[Exercise input — start]

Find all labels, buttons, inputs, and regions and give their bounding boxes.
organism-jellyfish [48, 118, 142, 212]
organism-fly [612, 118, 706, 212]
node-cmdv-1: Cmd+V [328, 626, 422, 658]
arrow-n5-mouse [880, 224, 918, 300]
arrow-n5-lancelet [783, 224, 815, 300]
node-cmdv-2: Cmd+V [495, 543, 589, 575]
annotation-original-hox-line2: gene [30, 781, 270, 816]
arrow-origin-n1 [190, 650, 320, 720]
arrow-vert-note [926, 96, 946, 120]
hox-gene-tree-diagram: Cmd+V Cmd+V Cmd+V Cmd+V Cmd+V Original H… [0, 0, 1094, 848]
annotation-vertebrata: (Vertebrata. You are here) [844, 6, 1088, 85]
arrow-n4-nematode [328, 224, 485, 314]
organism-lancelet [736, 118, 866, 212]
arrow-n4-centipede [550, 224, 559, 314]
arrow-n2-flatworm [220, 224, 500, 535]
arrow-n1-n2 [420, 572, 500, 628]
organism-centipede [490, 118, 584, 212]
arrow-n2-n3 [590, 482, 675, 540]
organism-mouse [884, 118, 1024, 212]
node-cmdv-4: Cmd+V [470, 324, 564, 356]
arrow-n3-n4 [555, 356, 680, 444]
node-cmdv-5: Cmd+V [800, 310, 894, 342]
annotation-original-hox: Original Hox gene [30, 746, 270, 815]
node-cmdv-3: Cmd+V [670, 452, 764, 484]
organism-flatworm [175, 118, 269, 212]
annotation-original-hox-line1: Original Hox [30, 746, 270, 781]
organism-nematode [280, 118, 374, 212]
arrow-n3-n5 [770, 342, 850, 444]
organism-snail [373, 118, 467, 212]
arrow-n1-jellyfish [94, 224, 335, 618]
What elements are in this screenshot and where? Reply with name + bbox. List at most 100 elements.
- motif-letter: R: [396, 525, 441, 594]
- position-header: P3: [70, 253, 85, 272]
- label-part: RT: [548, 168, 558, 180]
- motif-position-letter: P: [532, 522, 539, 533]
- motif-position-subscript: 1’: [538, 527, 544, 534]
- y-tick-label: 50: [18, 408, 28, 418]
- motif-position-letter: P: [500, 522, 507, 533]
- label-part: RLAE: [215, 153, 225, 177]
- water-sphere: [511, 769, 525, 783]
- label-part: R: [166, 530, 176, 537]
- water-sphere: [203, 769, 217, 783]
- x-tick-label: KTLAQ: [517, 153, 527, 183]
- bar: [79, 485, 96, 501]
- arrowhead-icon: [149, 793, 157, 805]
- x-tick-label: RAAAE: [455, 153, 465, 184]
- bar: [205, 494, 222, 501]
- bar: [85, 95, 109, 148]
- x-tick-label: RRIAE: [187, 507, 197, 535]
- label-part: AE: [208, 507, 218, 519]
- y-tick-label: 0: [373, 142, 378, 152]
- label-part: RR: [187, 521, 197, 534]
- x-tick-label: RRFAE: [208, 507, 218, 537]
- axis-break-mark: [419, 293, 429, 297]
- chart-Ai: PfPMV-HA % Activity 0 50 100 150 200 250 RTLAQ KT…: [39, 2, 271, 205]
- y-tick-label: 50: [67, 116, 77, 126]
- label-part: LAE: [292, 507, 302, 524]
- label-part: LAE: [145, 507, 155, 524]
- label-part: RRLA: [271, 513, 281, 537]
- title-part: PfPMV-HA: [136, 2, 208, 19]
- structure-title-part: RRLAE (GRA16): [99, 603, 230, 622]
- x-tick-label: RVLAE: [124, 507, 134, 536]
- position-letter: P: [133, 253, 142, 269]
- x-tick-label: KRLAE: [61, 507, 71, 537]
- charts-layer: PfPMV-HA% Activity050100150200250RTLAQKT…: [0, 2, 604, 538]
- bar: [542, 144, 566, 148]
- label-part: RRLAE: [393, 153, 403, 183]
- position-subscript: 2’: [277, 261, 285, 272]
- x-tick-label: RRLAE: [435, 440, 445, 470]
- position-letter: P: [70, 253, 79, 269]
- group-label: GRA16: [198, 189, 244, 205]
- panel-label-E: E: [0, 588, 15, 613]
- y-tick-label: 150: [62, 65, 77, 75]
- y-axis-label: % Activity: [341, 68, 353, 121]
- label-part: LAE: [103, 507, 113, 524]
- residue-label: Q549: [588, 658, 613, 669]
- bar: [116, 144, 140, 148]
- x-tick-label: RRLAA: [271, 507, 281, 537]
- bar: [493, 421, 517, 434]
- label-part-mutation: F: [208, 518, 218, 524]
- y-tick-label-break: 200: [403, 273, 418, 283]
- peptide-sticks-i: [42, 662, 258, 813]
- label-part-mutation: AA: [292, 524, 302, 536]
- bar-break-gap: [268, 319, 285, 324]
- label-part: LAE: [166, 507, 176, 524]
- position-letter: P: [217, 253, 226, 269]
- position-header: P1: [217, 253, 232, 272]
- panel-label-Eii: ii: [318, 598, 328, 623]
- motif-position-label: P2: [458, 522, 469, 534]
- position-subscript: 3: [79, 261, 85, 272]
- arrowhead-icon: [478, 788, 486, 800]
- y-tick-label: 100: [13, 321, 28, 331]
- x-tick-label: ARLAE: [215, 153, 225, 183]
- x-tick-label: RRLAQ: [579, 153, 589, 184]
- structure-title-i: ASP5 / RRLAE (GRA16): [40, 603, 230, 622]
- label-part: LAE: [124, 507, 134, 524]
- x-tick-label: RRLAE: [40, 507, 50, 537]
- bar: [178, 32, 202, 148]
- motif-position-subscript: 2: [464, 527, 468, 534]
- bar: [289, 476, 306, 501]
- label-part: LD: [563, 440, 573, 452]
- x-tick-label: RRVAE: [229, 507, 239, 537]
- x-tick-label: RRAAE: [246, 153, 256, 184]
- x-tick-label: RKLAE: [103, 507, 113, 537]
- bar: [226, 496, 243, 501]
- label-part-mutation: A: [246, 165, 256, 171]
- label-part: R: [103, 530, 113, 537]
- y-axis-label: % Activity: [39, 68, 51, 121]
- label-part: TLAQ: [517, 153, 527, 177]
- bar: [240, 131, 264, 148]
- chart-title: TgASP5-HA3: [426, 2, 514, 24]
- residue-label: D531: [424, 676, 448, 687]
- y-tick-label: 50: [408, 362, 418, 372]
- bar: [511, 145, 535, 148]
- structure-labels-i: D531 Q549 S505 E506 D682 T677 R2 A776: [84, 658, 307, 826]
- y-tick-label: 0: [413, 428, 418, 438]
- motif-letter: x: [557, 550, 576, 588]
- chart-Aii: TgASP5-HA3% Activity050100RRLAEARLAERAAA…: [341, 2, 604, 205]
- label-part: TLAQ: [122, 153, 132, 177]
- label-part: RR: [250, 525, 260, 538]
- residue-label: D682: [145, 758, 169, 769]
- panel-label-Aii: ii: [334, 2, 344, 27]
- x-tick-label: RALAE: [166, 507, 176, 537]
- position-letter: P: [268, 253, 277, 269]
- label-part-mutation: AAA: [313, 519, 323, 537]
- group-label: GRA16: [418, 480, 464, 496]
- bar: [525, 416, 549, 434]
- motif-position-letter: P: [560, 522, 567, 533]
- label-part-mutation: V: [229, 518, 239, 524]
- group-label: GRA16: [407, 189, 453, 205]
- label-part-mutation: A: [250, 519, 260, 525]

[Exercise input — finish]

Every line of the data above belongs in the answer, unchanged.

### Written response
Find all labels, buttons, inputs, and regions and give their bounding boxes.
organism-jellyfish [48, 118, 142, 212]
organism-fly [612, 118, 706, 212]
node-cmdv-1: Cmd+V [328, 626, 422, 658]
arrow-n5-mouse [880, 224, 918, 300]
arrow-n5-lancelet [783, 224, 815, 300]
node-cmdv-2: Cmd+V [495, 543, 589, 575]
annotation-original-hox-line2: gene [30, 781, 270, 816]
arrow-origin-n1 [190, 650, 320, 720]
arrow-vert-note [926, 96, 946, 120]
hox-gene-tree-diagram: Cmd+V Cmd+V Cmd+V Cmd+V Cmd+V Original H… [0, 0, 1094, 848]
annotation-vertebrata: (Vertebrata. You are here) [844, 6, 1088, 85]
arrow-n4-nematode [328, 224, 485, 314]
organism-lancelet [736, 118, 866, 212]
arrow-n4-centipede [550, 224, 559, 314]
arrow-n2-flatworm [220, 224, 500, 535]
arrow-n1-n2 [420, 572, 500, 628]
organism-centipede [490, 118, 584, 212]
arrow-n2-n3 [590, 482, 675, 540]
organism-mouse [884, 118, 1024, 212]
node-cmdv-4: Cmd+V [470, 324, 564, 356]
arrow-n3-n4 [555, 356, 680, 444]
node-cmdv-5: Cmd+V [800, 310, 894, 342]
annotation-original-hox: Original Hox gene [30, 746, 270, 815]
node-cmdv-3: Cmd+V [670, 452, 764, 484]
organism-flatworm [175, 118, 269, 212]
annotation-original-hox-line1: Original Hox [30, 746, 270, 781]
organism-nematode [280, 118, 374, 212]
arrow-n3-n5 [770, 342, 850, 444]
organism-snail [373, 118, 467, 212]
arrow-n1-jellyfish [94, 224, 335, 618]
What elements are in this screenshot and where? Reply with name + bbox. List at most 100 elements.
- motif-letter: R: [396, 525, 441, 594]
- position-header: P3: [70, 253, 85, 272]
- label-part: RT: [548, 168, 558, 180]
- motif-position-letter: P: [532, 522, 539, 533]
- motif-position-subscript: 1’: [538, 527, 544, 534]
- y-tick-label: 50: [18, 408, 28, 418]
- motif-position-letter: P: [500, 522, 507, 533]
- label-part: RLAE: [215, 153, 225, 177]
- water-sphere: [511, 769, 525, 783]
- label-part: R: [166, 530, 176, 537]
- water-sphere: [203, 769, 217, 783]
- x-tick-label: KTLAQ: [517, 153, 527, 183]
- bar: [79, 485, 96, 501]
- arrowhead-icon: [149, 793, 157, 805]
- x-tick-label: RAAAE: [455, 153, 465, 184]
- bar: [205, 494, 222, 501]
- bar: [85, 95, 109, 148]
- x-tick-label: RRIAE: [187, 507, 197, 535]
- label-part: AE: [208, 507, 218, 519]
- y-tick-label: 0: [373, 142, 378, 152]
- label-part: RR: [187, 521, 197, 534]
- x-tick-label: RRFAE: [208, 507, 218, 537]
- axis-break-mark: [419, 293, 429, 297]
- chart-Ai: PfPMV-HA % Activity 0 50 100 150 200 250 RTLAQ KT…: [39, 2, 271, 205]
- y-tick-label: 50: [67, 116, 77, 126]
- label-part: LAE: [292, 507, 302, 524]
- label-part: LAE: [145, 507, 155, 524]
- label-part: RRLA: [271, 513, 281, 537]
- title-part: PfPMV-HA: [136, 2, 208, 19]
- structure-title-part: RRLAE (GRA16): [99, 603, 230, 622]
- x-tick-label: RVLAE: [124, 507, 134, 536]
- position-letter: P: [133, 253, 142, 269]
- x-tick-label: KRLAE: [61, 507, 71, 537]
- charts-layer: PfPMV-HA% Activity050100150200250RTLAQKT…: [0, 2, 604, 538]
- bar: [542, 144, 566, 148]
- label-part: RRLAE: [393, 153, 403, 183]
- position-subscript: 2’: [277, 261, 285, 272]
- x-tick-label: RRLAE: [435, 440, 445, 470]
- position-letter: P: [70, 253, 79, 269]
- group-label: GRA16: [198, 189, 244, 205]
- panel-label-E: E: [0, 588, 15, 613]
- y-tick-label: 150: [62, 65, 77, 75]
- y-axis-label: % Activity: [341, 68, 353, 121]
- label-part: LAE: [103, 507, 113, 524]
- residue-label: Q549: [588, 658, 613, 669]
- bar: [116, 144, 140, 148]
- x-tick-label: RRLAA: [271, 507, 281, 537]
- bar: [493, 421, 517, 434]
- label-part-mutation: F: [208, 518, 218, 524]
- y-tick-label-break: 200: [403, 273, 418, 283]
- peptide-sticks-i: [42, 662, 258, 813]
- label-part-mutation: AA: [292, 524, 302, 536]
- bar-break-gap: [268, 319, 285, 324]
- label-part: LAE: [166, 507, 176, 524]
- position-letter: P: [217, 253, 226, 269]
- position-header: P1: [217, 253, 232, 272]
- panel-label-Eii: ii: [318, 598, 328, 623]
- motif-position-label: P2: [458, 522, 469, 534]
- position-subscript: 3: [79, 261, 85, 272]
- arrowhead-icon: [478, 788, 486, 800]
- y-tick-label: 100: [13, 321, 28, 331]
- x-tick-label: ARLAE: [215, 153, 225, 183]
- x-tick-label: RRLAQ: [579, 153, 589, 184]
- structure-title-i: ASP5 / RRLAE (GRA16): [40, 603, 230, 622]
- label-part: LAE: [124, 507, 134, 524]
- x-tick-label: RRLAE: [40, 507, 50, 537]
- bar: [178, 32, 202, 148]
- motif-position-subscript: 2: [464, 527, 468, 534]
- bar: [289, 476, 306, 501]
- label-part: LD: [563, 440, 573, 452]
- x-tick-label: RRVAE: [229, 507, 239, 537]
- x-tick-label: RRAAE: [246, 153, 256, 184]
- x-tick-label: RKLAE: [103, 507, 113, 537]
- bar: [226, 496, 243, 501]
- label-part-mutation: A: [246, 165, 256, 171]
- label-part: R: [103, 530, 113, 537]
- y-axis-label: % Activity: [39, 68, 51, 121]
- label-part: TLAQ: [517, 153, 527, 177]
- bar: [240, 131, 264, 148]
- chart-title: TgASP5-HA3: [426, 2, 514, 24]
- residue-label: D531: [424, 676, 448, 687]
- y-tick-label: 50: [408, 362, 418, 372]
- bar: [511, 145, 535, 148]
- structure-labels-i: D531 Q549 S505 E506 D682 T677 R2 A776: [84, 658, 307, 826]
- y-tick-label: 0: [413, 428, 418, 438]
- motif-letter: x: [557, 550, 576, 588]
- chart-Aii: TgASP5-HA3% Activity050100RRLAEARLAERAAA…: [341, 2, 604, 205]
- label-part: TLAQ: [122, 153, 132, 177]
- label-part: RR: [250, 525, 260, 538]
- residue-label: D682: [145, 758, 169, 769]
- panel-label-Aii: ii: [334, 2, 344, 27]
- x-tick-label: RALAE: [166, 507, 176, 537]
- position-letter: P: [268, 253, 277, 269]
- label-part-mutation: AAA: [313, 519, 323, 537]
- group-label: GRA16: [418, 480, 464, 496]
- bar: [525, 416, 549, 434]
- motif-position-letter: P: [560, 522, 567, 533]
- label-part-mutation: V: [229, 518, 239, 524]
- group-label: GRA16: [407, 189, 453, 205]
- label-part-mutation: A: [250, 519, 260, 525]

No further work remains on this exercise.